Set task ▸ Write the records out again, keeping each line exactly as it is.

[Materials provided start]

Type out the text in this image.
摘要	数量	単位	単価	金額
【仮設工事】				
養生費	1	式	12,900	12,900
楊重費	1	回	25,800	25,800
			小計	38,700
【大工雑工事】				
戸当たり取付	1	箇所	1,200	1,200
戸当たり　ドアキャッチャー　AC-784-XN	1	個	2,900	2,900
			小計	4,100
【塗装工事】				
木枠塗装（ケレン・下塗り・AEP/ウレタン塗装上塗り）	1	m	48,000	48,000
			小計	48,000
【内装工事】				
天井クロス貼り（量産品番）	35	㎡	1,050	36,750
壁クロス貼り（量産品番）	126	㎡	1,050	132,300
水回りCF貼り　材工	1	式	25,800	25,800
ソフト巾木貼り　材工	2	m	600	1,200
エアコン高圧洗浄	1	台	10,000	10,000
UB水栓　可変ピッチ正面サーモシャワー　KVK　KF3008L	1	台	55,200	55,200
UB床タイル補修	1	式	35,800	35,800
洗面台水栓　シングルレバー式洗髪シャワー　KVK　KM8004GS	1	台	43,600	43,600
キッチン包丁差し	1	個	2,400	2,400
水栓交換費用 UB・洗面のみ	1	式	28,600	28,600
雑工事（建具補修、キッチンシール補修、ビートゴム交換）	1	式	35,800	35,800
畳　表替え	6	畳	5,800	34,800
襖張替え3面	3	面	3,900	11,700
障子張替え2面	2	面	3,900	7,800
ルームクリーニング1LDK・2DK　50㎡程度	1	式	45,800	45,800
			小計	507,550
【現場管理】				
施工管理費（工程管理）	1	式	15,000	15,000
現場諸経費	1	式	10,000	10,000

[Materials provided end]

Answer to the exercise ▸
Type out the text in this image.
摘要	数量	単位	単価	金額
【仮設工事】				
養生費	1	式	12,900	12,900
楊重費	1	回	25,800	25,800
			小計	38,700
【大工雑工事】				
戸当たり取付	1	箇所	1,200	1,200
戸当たり　ドアキャッチャー　AC-784-XN	1	個	2,900	2,900
			小計	4,100
【塗装工事】				
木枠塗装（ケレン・下塗り・AEP/ウレタン塗装上塗り）	1	m	48,000	48,000
			小計	48,000
【内装工事】				
天井クロス貼り（量産品番）	35	㎡	1,050	36,750
壁クロス貼り（量産品番）	126	㎡	1,050	132,300
水回りCF貼り　材工	1	式	25,800	25,800
ソフト巾木貼り　材工	2	m	600	1,200
エアコン高圧洗浄	1	台	10,000	10,000
UB水栓　可変ピッチ正面サーモシャワー　KVK　KF3008L	1	台	55,200	55,200
UB床タイル補修	1	式	35,800	35,800
洗面台水栓　シングルレバー式洗髪シャワー　KVK　KM8004GS	1	台	43,600	43,600
キッチン包丁差し	1	個	2,400	2,400
水栓交換費用 UB・洗面のみ	1	式	28,600	28,600
雑工事（建具補修、キッチンシール補修、ビートゴム交換）	1	式	35,800	35,800
畳　表替え	6	畳	5,800	34,800
襖張替え3面	3	面	3,900	11,700
障子張替え2面	2	面	3,900	7,800
ルームクリーニング1LDK・2DK　50㎡程度	1	式	45,800	45,800
			小計	507,550
【現場管理】				
施工管理費（工程管理）	1	式	15,000	15,000
現場諸経費	1	式	10,000	10,000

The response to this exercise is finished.